◆ What to work on ◆
Repeat every entry word for word, but leave the images out of your copy.
┄┄┄┄┄┄┄┄┄┄┄┄┄┄┄┄┄┄┄┄
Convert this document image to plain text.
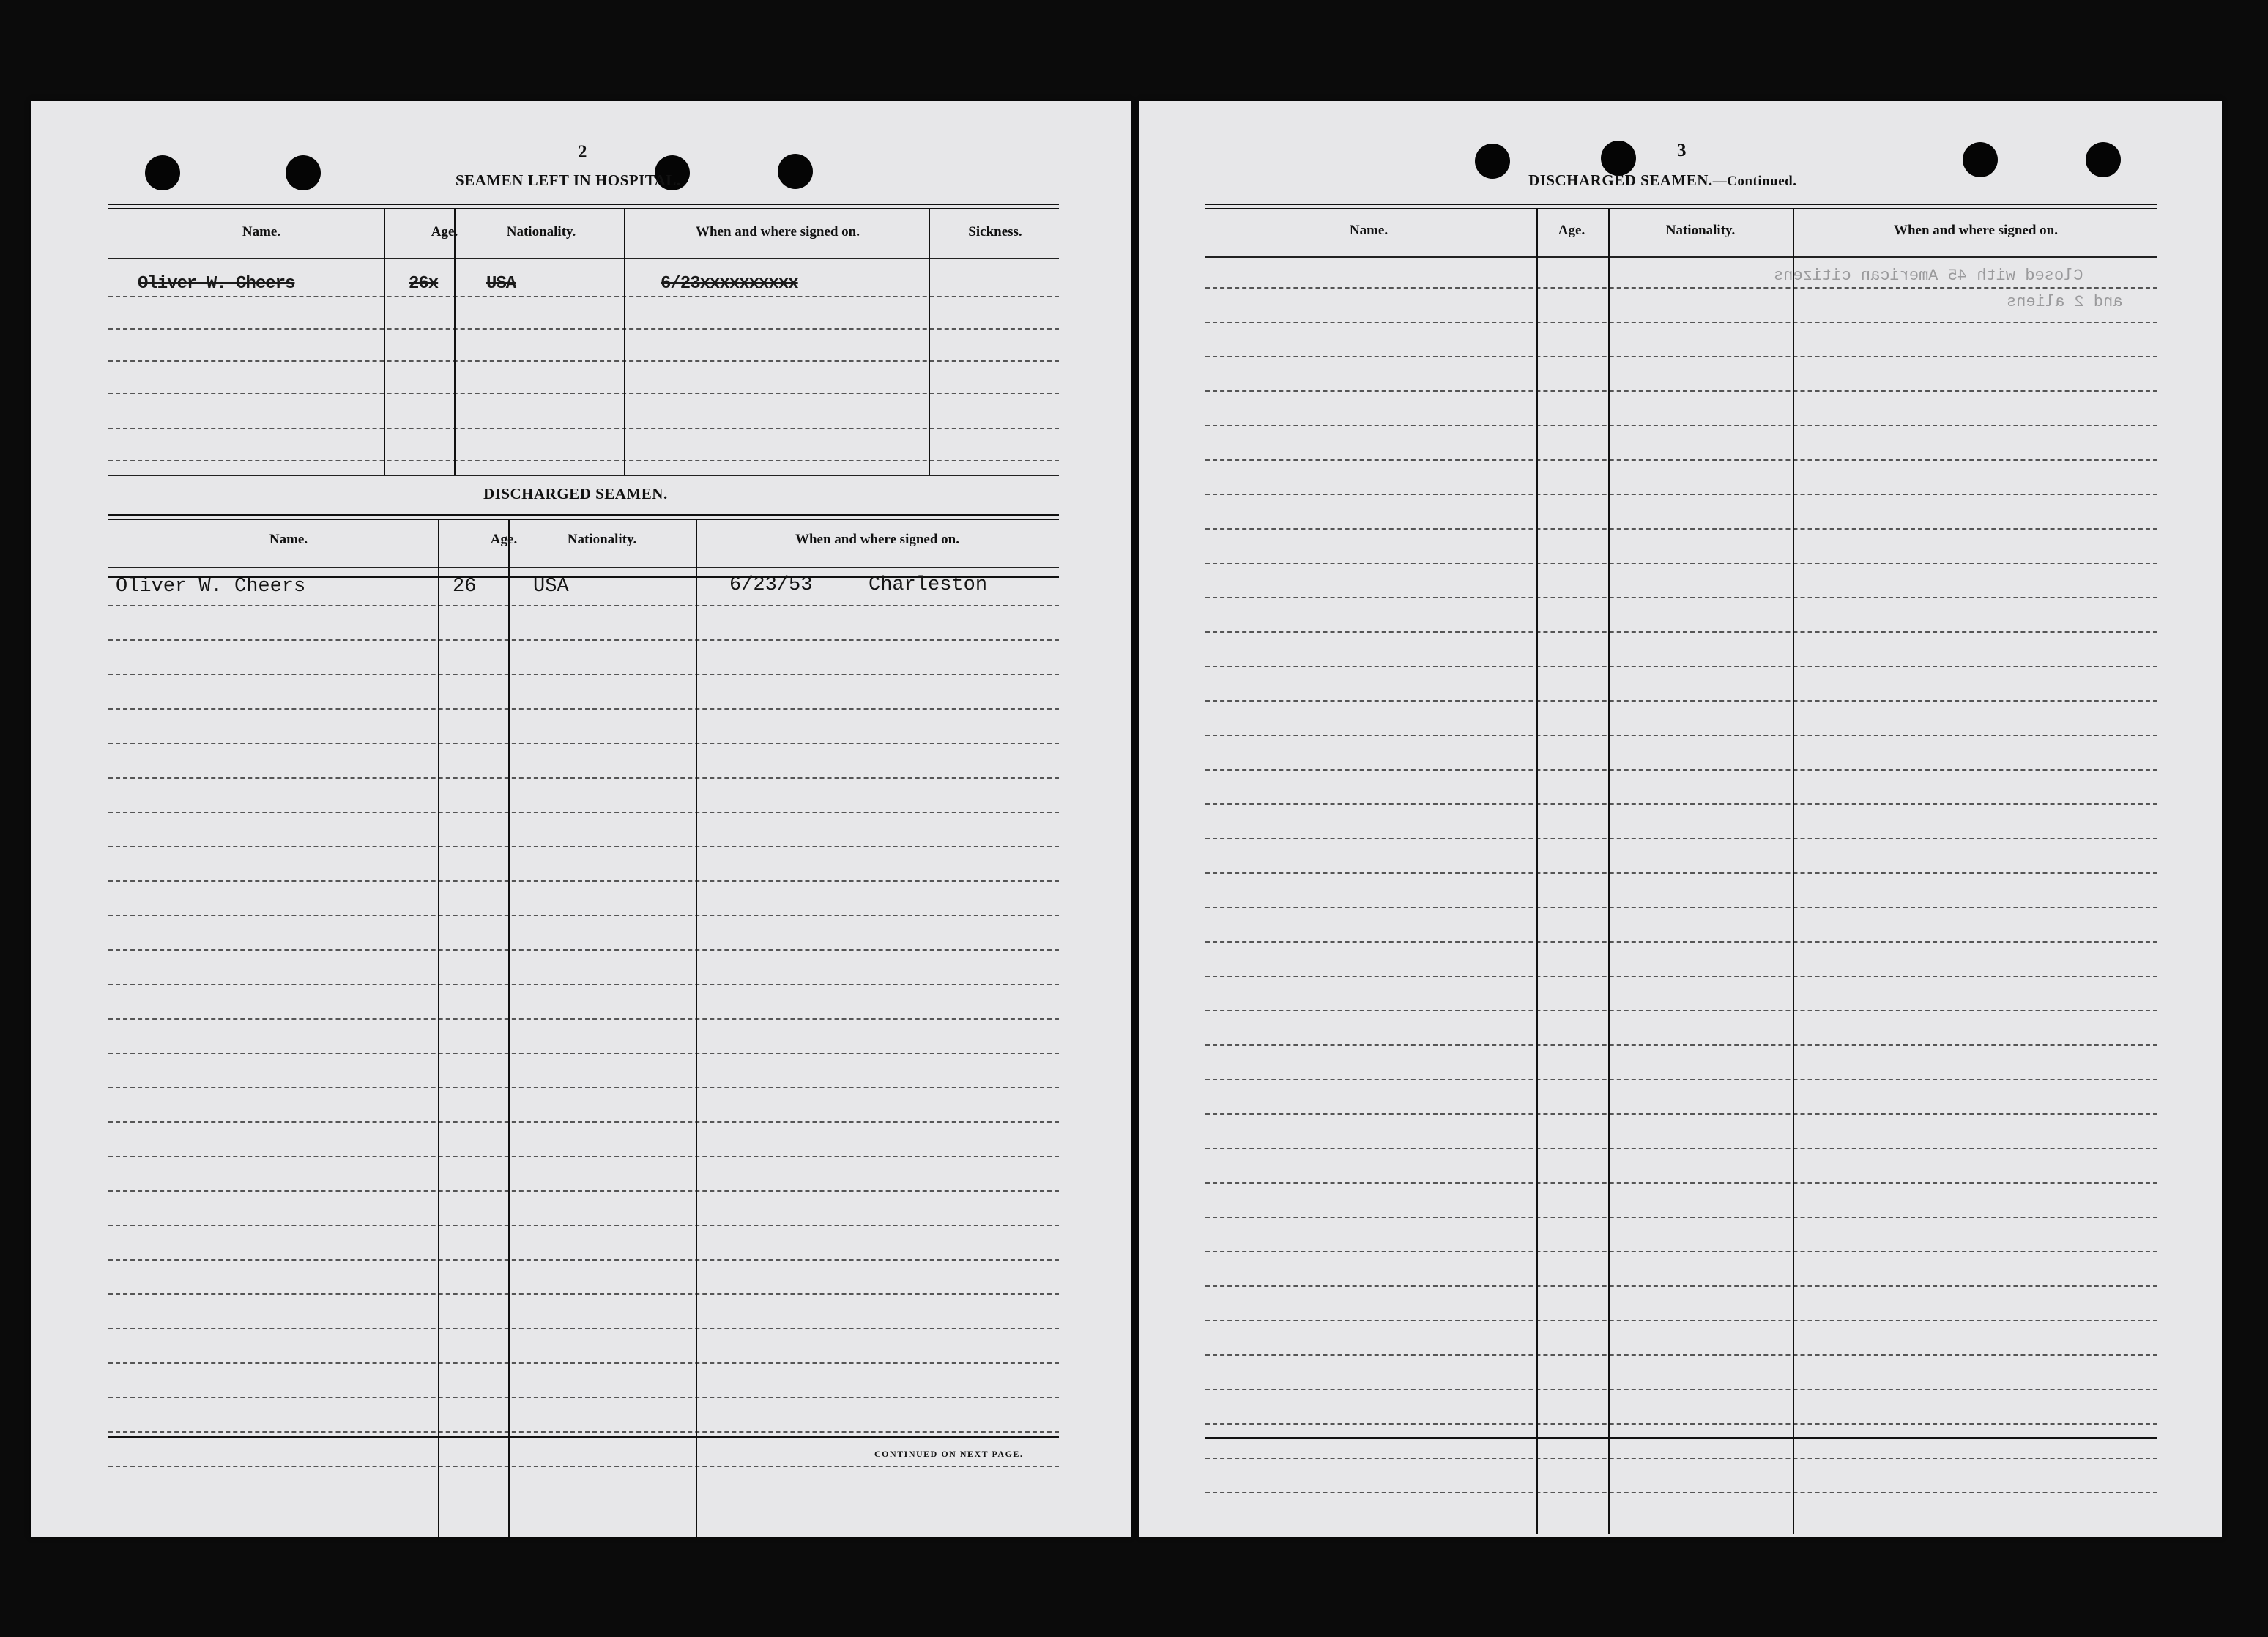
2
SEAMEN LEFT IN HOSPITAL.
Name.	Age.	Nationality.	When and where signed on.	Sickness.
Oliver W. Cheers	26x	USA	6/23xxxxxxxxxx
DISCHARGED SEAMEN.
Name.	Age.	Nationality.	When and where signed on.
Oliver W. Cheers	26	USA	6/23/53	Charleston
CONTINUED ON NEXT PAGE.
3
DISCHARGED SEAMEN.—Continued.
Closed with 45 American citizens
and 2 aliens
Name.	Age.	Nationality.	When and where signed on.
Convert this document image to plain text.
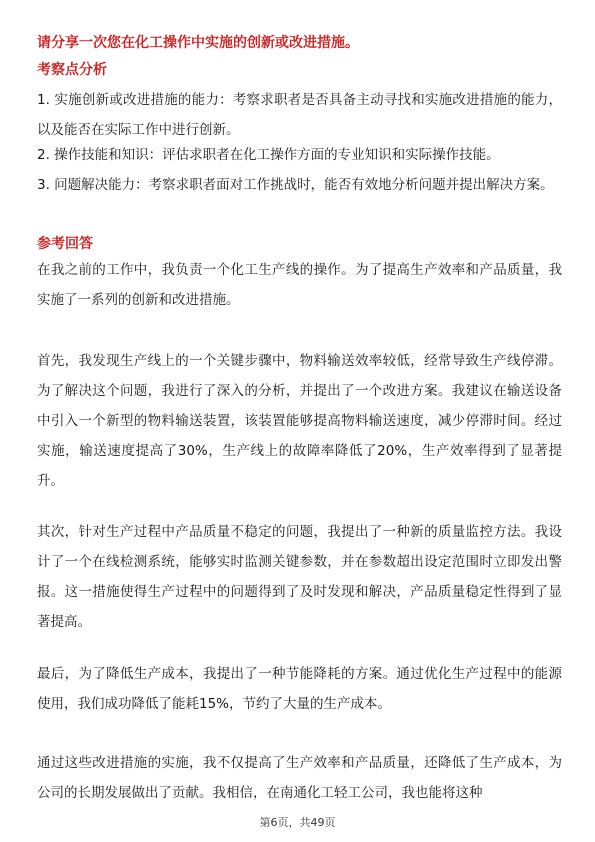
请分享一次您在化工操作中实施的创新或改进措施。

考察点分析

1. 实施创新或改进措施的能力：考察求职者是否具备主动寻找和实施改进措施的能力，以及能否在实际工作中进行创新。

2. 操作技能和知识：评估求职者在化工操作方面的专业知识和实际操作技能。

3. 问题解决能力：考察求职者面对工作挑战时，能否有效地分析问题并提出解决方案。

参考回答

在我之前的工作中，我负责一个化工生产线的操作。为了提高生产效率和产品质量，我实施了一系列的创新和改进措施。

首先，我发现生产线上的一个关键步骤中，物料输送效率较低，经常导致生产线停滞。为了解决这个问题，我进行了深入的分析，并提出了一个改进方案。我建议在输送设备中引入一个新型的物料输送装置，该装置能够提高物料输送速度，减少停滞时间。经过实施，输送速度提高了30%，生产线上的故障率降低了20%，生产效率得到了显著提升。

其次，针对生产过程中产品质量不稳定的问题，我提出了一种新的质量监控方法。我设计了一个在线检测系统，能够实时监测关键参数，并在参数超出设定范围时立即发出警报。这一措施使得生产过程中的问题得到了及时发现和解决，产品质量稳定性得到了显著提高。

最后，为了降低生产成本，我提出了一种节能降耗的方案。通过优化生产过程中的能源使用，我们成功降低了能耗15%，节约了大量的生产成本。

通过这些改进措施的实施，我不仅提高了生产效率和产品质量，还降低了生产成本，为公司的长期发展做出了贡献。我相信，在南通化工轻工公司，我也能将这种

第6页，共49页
┄┄┄┄┄┄┄┄┄┄┄┄┄┄┄┄┄┄┄┄
◆ Solution below ◆
Convert this document image to plain text.
2
SEAMEN LEFT IN HOSPITAL.
Name.	Age.	Nationality.	When and where signed on.	Sickness.
Oliver W. Cheers	26x	USA	6/23xxxxxxxxxx
DISCHARGED SEAMEN.
Name.	Age.	Nationality.	When and where signed on.
Oliver W. Cheers	26	USA	6/23/53	Charleston
CONTINUED ON NEXT PAGE.
3
DISCHARGED SEAMEN.—Continued.
Closed with 45 American citizens
and 2 aliens
Name.	Age.	Nationality.	When and where signed on.
Convert this document image to plain text.
请分享一次您在化工操作中实施的创新或改进措施。

考察点分析

1. 实施创新或改进措施的能力：考察求职者是否具备主动寻找和实施改进措施的能力，以及能否在实际工作中进行创新。

2. 操作技能和知识：评估求职者在化工操作方面的专业知识和实际操作技能。

3. 问题解决能力：考察求职者面对工作挑战时，能否有效地分析问题并提出解决方案。

参考回答

在我之前的工作中，我负责一个化工生产线的操作。为了提高生产效率和产品质量，我实施了一系列的创新和改进措施。

首先，我发现生产线上的一个关键步骤中，物料输送效率较低，经常导致生产线停滞。为了解决这个问题，我进行了深入的分析，并提出了一个改进方案。我建议在输送设备中引入一个新型的物料输送装置，该装置能够提高物料输送速度，减少停滞时间。经过实施，输送速度提高了30%，生产线上的故障率降低了20%，生产效率得到了显著提升。

其次，针对生产过程中产品质量不稳定的问题，我提出了一种新的质量监控方法。我设计了一个在线检测系统，能够实时监测关键参数，并在参数超出设定范围时立即发出警报。这一措施使得生产过程中的问题得到了及时发现和解决，产品质量稳定性得到了显著提高。

最后，为了降低生产成本，我提出了一种节能降耗的方案。通过优化生产过程中的能源使用，我们成功降低了能耗15%，节约了大量的生产成本。

通过这些改进措施的实施，我不仅提高了生产效率和产品质量，还降低了生产成本，为公司的长期发展做出了贡献。我相信，在南通化工轻工公司，我也能将这种

第6页，共49页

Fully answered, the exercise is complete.